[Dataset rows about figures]

────────────────────

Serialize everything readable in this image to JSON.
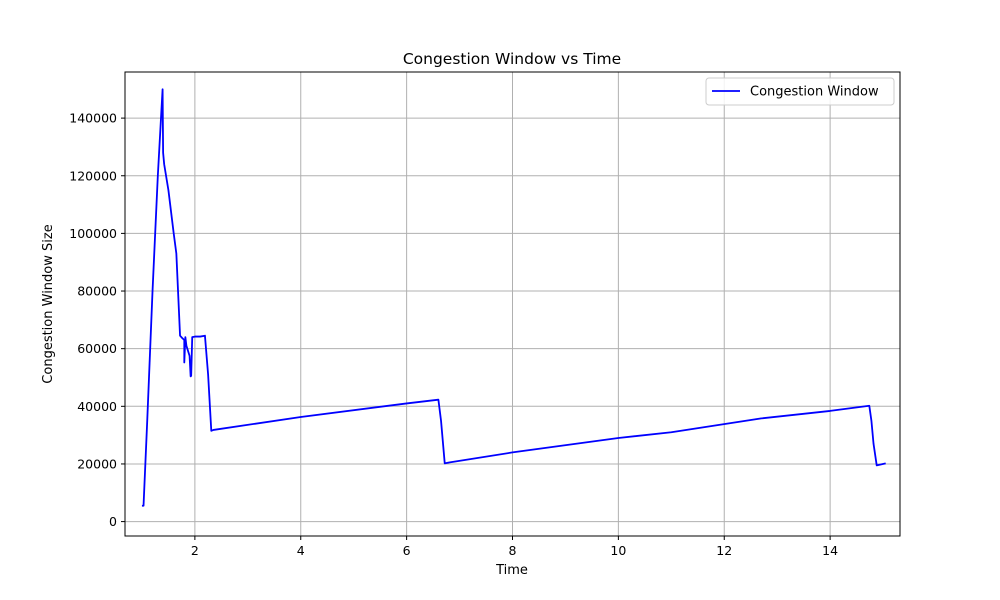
{
  "chart_data": {
    "type": "line",
    "title": "Congestion Window vs Time",
    "xlabel": "Time",
    "ylabel": "Congestion Window Size",
    "xlim": [
      0.68,
      15.32
    ],
    "ylim": [
      -5000,
      156000
    ],
    "xticks": [
      2,
      4,
      6,
      8,
      10,
      12,
      14
    ],
    "yticks": [
      0,
      20000,
      40000,
      60000,
      80000,
      100000,
      120000,
      140000
    ],
    "grid": true,
    "legend_position": "top-right",
    "series": [
      {
        "name": "Congestion Window",
        "color": "#0000ff",
        "x": [
          1.0,
          1.03,
          1.1,
          1.2,
          1.3,
          1.36,
          1.39,
          1.4,
          1.42,
          1.5,
          1.6,
          1.65,
          1.72,
          1.76,
          1.8,
          1.8,
          1.82,
          1.84,
          1.9,
          1.92,
          1.93,
          1.95,
          2.0,
          2.1,
          2.19,
          2.25,
          2.31,
          2.35,
          4.0,
          6.0,
          6.6,
          6.65,
          6.72,
          6.8,
          8.0,
          10.0,
          11.0,
          12.7,
          14.0,
          14.74,
          14.78,
          14.82,
          14.88,
          15.05
        ],
        "y": [
          5500,
          5500,
          35000,
          80000,
          120000,
          140000,
          150000,
          128000,
          124000,
          115000,
          100000,
          93000,
          64500,
          63700,
          63000,
          55200,
          64000,
          61000,
          57500,
          50400,
          50600,
          64000,
          64200,
          64200,
          64500,
          51000,
          31500,
          31800,
          36300,
          41000,
          42300,
          35000,
          20200,
          20500,
          24000,
          29000,
          31000,
          35800,
          38400,
          40200,
          35000,
          27000,
          19500,
          20200
        ]
      }
    ]
  }
}
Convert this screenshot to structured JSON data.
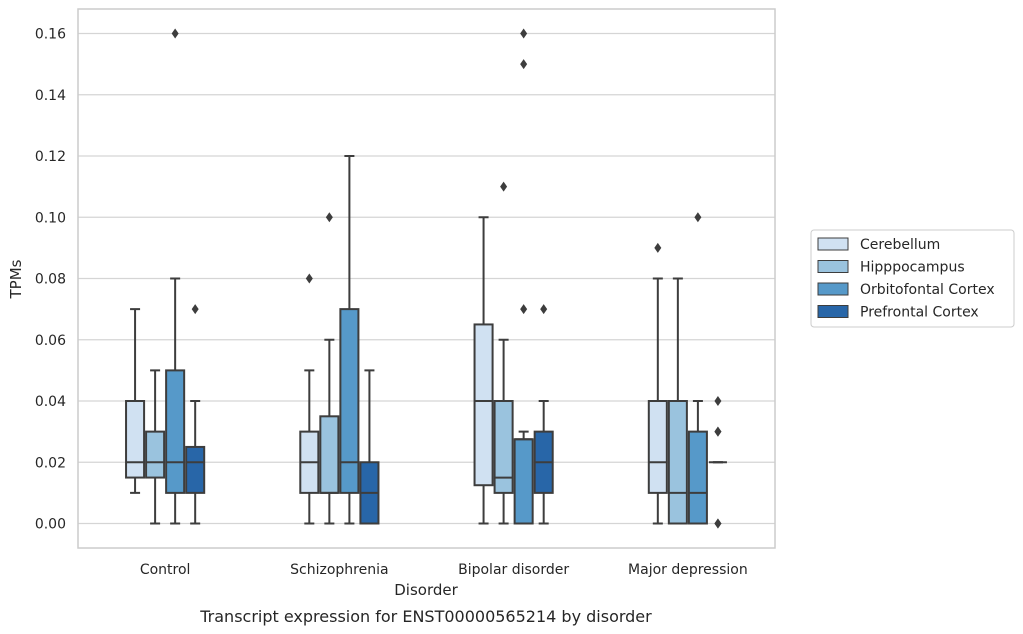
{
  "chart_data": {
    "type": "box",
    "title": "",
    "caption": "Transcript expression for ENST00000565214 by disorder",
    "xlabel": "Disorder",
    "ylabel": "TPMs",
    "ylim": [
      -0.008,
      0.168
    ],
    "yticks": [
      "0.00",
      "0.02",
      "0.04",
      "0.06",
      "0.08",
      "0.10",
      "0.12",
      "0.14",
      "0.16"
    ],
    "grid": "horizontal",
    "legend_position": "right",
    "categories": [
      "Control",
      "Schizophrenia",
      "Bipolar disorder",
      "Major depression"
    ],
    "series": [
      {
        "name": "Cerebellum",
        "color": "#d0e1f2",
        "boxes": [
          {
            "min": 0.01,
            "q1": 0.015,
            "median": 0.02,
            "q3": 0.04,
            "max": 0.07,
            "outliers": []
          },
          {
            "min": 0.0,
            "q1": 0.01,
            "median": 0.02,
            "q3": 0.03,
            "max": 0.05,
            "outliers": [
              0.08
            ]
          },
          {
            "min": 0.0,
            "q1": 0.0125,
            "median": 0.04,
            "q3": 0.065,
            "max": 0.1,
            "outliers": []
          },
          {
            "min": 0.0,
            "q1": 0.01,
            "median": 0.02,
            "q3": 0.04,
            "max": 0.08,
            "outliers": [
              0.09
            ]
          }
        ]
      },
      {
        "name": "Hipppocampus",
        "color": "#9ac3de",
        "boxes": [
          {
            "min": 0.0,
            "q1": 0.015,
            "median": 0.02,
            "q3": 0.03,
            "max": 0.05,
            "outliers": []
          },
          {
            "min": 0.0,
            "q1": 0.01,
            "median": 0.01,
            "q3": 0.035,
            "max": 0.06,
            "outliers": [
              0.1
            ]
          },
          {
            "min": 0.0,
            "q1": 0.01,
            "median": 0.015,
            "q3": 0.04,
            "max": 0.06,
            "outliers": [
              0.11
            ]
          },
          {
            "min": 0.0,
            "q1": 0.0,
            "median": 0.01,
            "q3": 0.04,
            "max": 0.08,
            "outliers": []
          }
        ]
      },
      {
        "name": "Orbitofontal Cortex",
        "color": "#5699c9",
        "boxes": [
          {
            "min": 0.0,
            "q1": 0.01,
            "median": 0.02,
            "q3": 0.05,
            "max": 0.08,
            "outliers": [
              0.16
            ]
          },
          {
            "min": 0.0,
            "q1": 0.01,
            "median": 0.02,
            "q3": 0.07,
            "max": 0.12,
            "outliers": []
          },
          {
            "min": 0.0,
            "q1": 0.0,
            "median": 0.0275,
            "q3": 0.0275,
            "max": 0.03,
            "outliers": [
              0.07,
              0.15,
              0.16
            ]
          },
          {
            "min": 0.0,
            "q1": 0.0,
            "median": 0.01,
            "q3": 0.03,
            "max": 0.04,
            "outliers": [
              0.1
            ]
          }
        ]
      },
      {
        "name": "Prefrontal Cortex",
        "color": "#2866a8",
        "boxes": [
          {
            "min": 0.0,
            "q1": 0.01,
            "median": 0.02,
            "q3": 0.025,
            "max": 0.04,
            "outliers": [
              0.07
            ]
          },
          {
            "min": 0.0,
            "q1": 0.0,
            "median": 0.01,
            "q3": 0.02,
            "max": 0.05,
            "outliers": []
          },
          {
            "min": 0.0,
            "q1": 0.01,
            "median": 0.02,
            "q3": 0.03,
            "max": 0.04,
            "outliers": [
              0.07
            ]
          },
          {
            "min": 0.02,
            "q1": 0.02,
            "median": 0.02,
            "q3": 0.02,
            "max": 0.02,
            "outliers": [
              0.0,
              0.0,
              0.03,
              0.03,
              0.04
            ]
          }
        ]
      }
    ]
  }
}
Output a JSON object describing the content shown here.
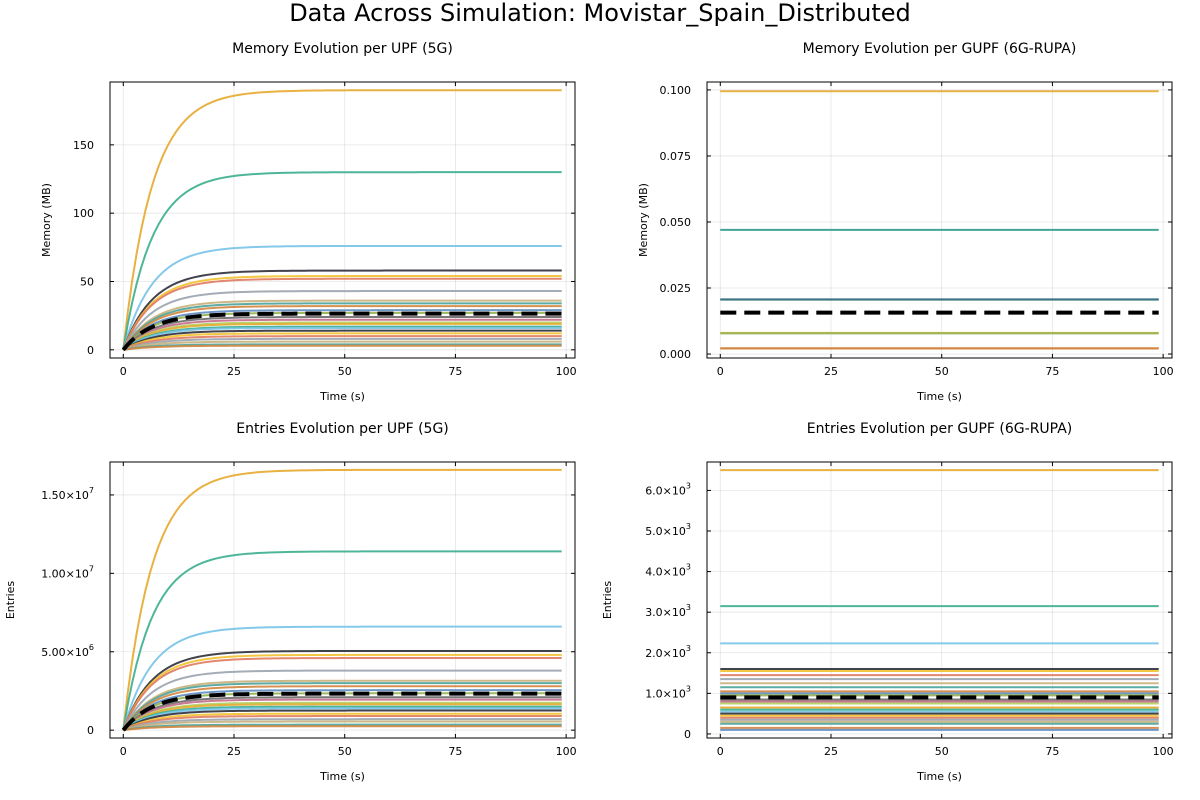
{
  "figure": {
    "title": "Data Across Simulation: Movistar_Spain_Distributed"
  },
  "colors": [
    "#e6a92e",
    "#3aae8e",
    "#77c3e8",
    "#2e2e3a",
    "#f2c12e",
    "#e07a5f",
    "#9aa3ad",
    "#c9b07a",
    "#4aa39b",
    "#d2853f",
    "#5e8cc0",
    "#8fb24a",
    "#6a6a6a",
    "#c46a8a",
    "#b0d060"
  ],
  "chart_data": [
    {
      "type": "line",
      "title": "Memory Evolution per UPF (5G)",
      "xlabel": "Time (s)",
      "ylabel": "Memory (MB)",
      "xlim": [
        -3,
        102
      ],
      "ylim": [
        -6,
        196
      ],
      "xticks": [
        0,
        25,
        50,
        75,
        100
      ],
      "xtick_labels": [
        "0",
        "25",
        "50",
        "75",
        "100"
      ],
      "yticks": [
        0,
        50,
        100,
        150
      ],
      "ytick_labels": [
        "0",
        "50",
        "100",
        "150"
      ],
      "curve": "saturating",
      "x_end": 99,
      "series_final": [
        190,
        130,
        76,
        58,
        54,
        52,
        43,
        36,
        34,
        32,
        29,
        27,
        24,
        22,
        20,
        19,
        17,
        16,
        14,
        12,
        10,
        8,
        6,
        4,
        3
      ],
      "mean": {
        "final": 26.5,
        "style": "dashed"
      }
    },
    {
      "type": "line",
      "title": "Memory Evolution per GUPF (6G-RUPA)",
      "xlabel": "Time (s)",
      "ylabel": "Memory (MB)",
      "xlim": [
        -3,
        102
      ],
      "ylim": [
        -0.0015,
        0.103
      ],
      "xticks": [
        0,
        25,
        50,
        75,
        100
      ],
      "xtick_labels": [
        "0",
        "25",
        "50",
        "75",
        "100"
      ],
      "yticks": [
        0,
        0.025,
        0.05,
        0.075,
        0.1
      ],
      "ytick_labels": [
        "0.000",
        "0.025",
        "0.050",
        "0.075",
        "0.100"
      ],
      "curve": "flat",
      "x_end": 99,
      "series_final": [
        0.0995,
        0.047,
        0.0206,
        0.0207,
        0.008,
        0.0078,
        0.0022,
        0.0021
      ],
      "series_colors": [
        "#e6a92e",
        "#2e9a8a",
        "#3a8c5a",
        "#3a6e8c",
        "#d8b85a",
        "#8fb24a",
        "#e07a30",
        "#d2853f"
      ],
      "mean": {
        "final": 0.0157,
        "style": "dashed"
      }
    },
    {
      "type": "line",
      "title": "Entries Evolution per UPF (5G)",
      "xlabel": "Time (s)",
      "ylabel": "Entries",
      "xlim": [
        -3,
        102
      ],
      "ylim": [
        -500000,
        17100000
      ],
      "xticks": [
        0,
        25,
        50,
        75,
        100
      ],
      "xtick_labels": [
        "0",
        "25",
        "50",
        "75",
        "100"
      ],
      "yticks": [
        0,
        5000000,
        10000000,
        15000000
      ],
      "ytick_mantissa": [
        "0",
        "5.00×10",
        "1.00×10",
        "1.50×10"
      ],
      "ytick_exp": [
        "",
        "6",
        "7",
        "7"
      ],
      "curve": "saturating",
      "x_end": 99,
      "series_final": [
        16600000,
        11400000,
        6600000,
        5050000,
        4800000,
        4600000,
        3800000,
        3150000,
        3000000,
        2800000,
        2550000,
        2350000,
        2100000,
        1950000,
        1750000,
        1650000,
        1500000,
        1400000,
        1250000,
        1050000,
        900000,
        700000,
        550000,
        350000,
        250000
      ],
      "mean": {
        "final": 2330000,
        "style": "dashed"
      }
    },
    {
      "type": "line",
      "title": "Entries Evolution per GUPF (6G-RUPA)",
      "xlabel": "Time (s)",
      "ylabel": "Entries",
      "xlim": [
        -3,
        102
      ],
      "ylim": [
        -100,
        6700
      ],
      "xticks": [
        0,
        25,
        50,
        75,
        100
      ],
      "xtick_labels": [
        "0",
        "25",
        "50",
        "75",
        "100"
      ],
      "yticks": [
        0,
        1000,
        2000,
        3000,
        4000,
        5000,
        6000
      ],
      "ytick_mantissa": [
        "0",
        "1.0×10",
        "2.0×10",
        "3.0×10",
        "4.0×10",
        "5.0×10",
        "6.0×10"
      ],
      "ytick_exp": [
        "",
        "3",
        "3",
        "3",
        "3",
        "3",
        "3"
      ],
      "curve": "flat",
      "x_end": 99,
      "series_final": [
        6500,
        3150,
        2230,
        1600,
        1550,
        1450,
        1350,
        1250,
        1150,
        1050,
        1000,
        950,
        850,
        800,
        750,
        650,
        600,
        550,
        500,
        450,
        400,
        350,
        300,
        250,
        150,
        100
      ],
      "mean": {
        "final": 900,
        "style": "dashed"
      }
    }
  ]
}
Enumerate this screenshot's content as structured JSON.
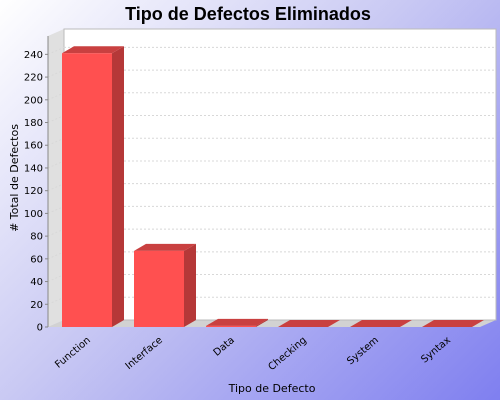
{
  "chart_data": {
    "type": "bar",
    "title": "Tipo de Defectos Eliminados",
    "xlabel": "Tipo de Defecto",
    "ylabel": "# Total de Defectos",
    "categories": [
      "Function",
      "Interface",
      "Data",
      "Checking",
      "System",
      "Syntax"
    ],
    "values": [
      241,
      67,
      1,
      0,
      0,
      0
    ],
    "ylim": [
      0,
      250
    ],
    "yticks": [
      0,
      20,
      40,
      60,
      80,
      100,
      120,
      140,
      160,
      180,
      200,
      220,
      240
    ],
    "grid": true,
    "legend": "none",
    "bar_color": "#ff5050",
    "plot_background": "#ffffff"
  }
}
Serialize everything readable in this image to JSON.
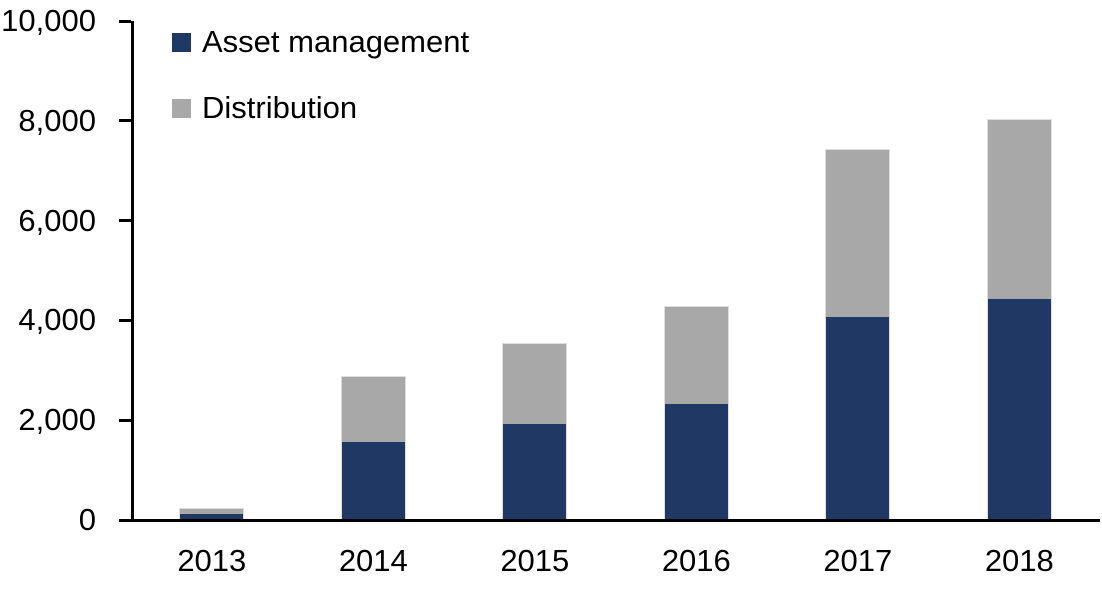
{
  "chart_data": {
    "type": "bar",
    "stacked": true,
    "title": "",
    "xlabel": "",
    "ylabel": "",
    "categories": [
      "2013",
      "2014",
      "2015",
      "2016",
      "2017",
      "2018"
    ],
    "series": [
      {
        "name": "Asset management",
        "color": "#203864",
        "values": [
          100,
          1550,
          1900,
          2300,
          4050,
          4400
        ]
      },
      {
        "name": "Distribution",
        "color": "#A8A8A8",
        "values": [
          100,
          1300,
          1600,
          1950,
          3350,
          3600
        ]
      }
    ],
    "totals": [
      200,
      2850,
      3500,
      4250,
      7400,
      8000
    ],
    "ylim": [
      0,
      10000
    ],
    "yticks": [
      {
        "value": 0,
        "label": "0"
      },
      {
        "value": 2000,
        "label": "2,000"
      },
      {
        "value": 4000,
        "label": "4,000"
      },
      {
        "value": 6000,
        "label": "6,000"
      },
      {
        "value": 8000,
        "label": "8,000"
      },
      {
        "value": 10000,
        "label": "10,000"
      }
    ],
    "grid": false,
    "legend_position": "top-left-inside",
    "axis_color": "#000000",
    "background": "#FFFFFF"
  }
}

────────────────────

▸ Task prompt
Pull out each line containing the word "right" and copy it.

▸ Problem solution
    "legend_position": "top-right",
    "legend_position": "right",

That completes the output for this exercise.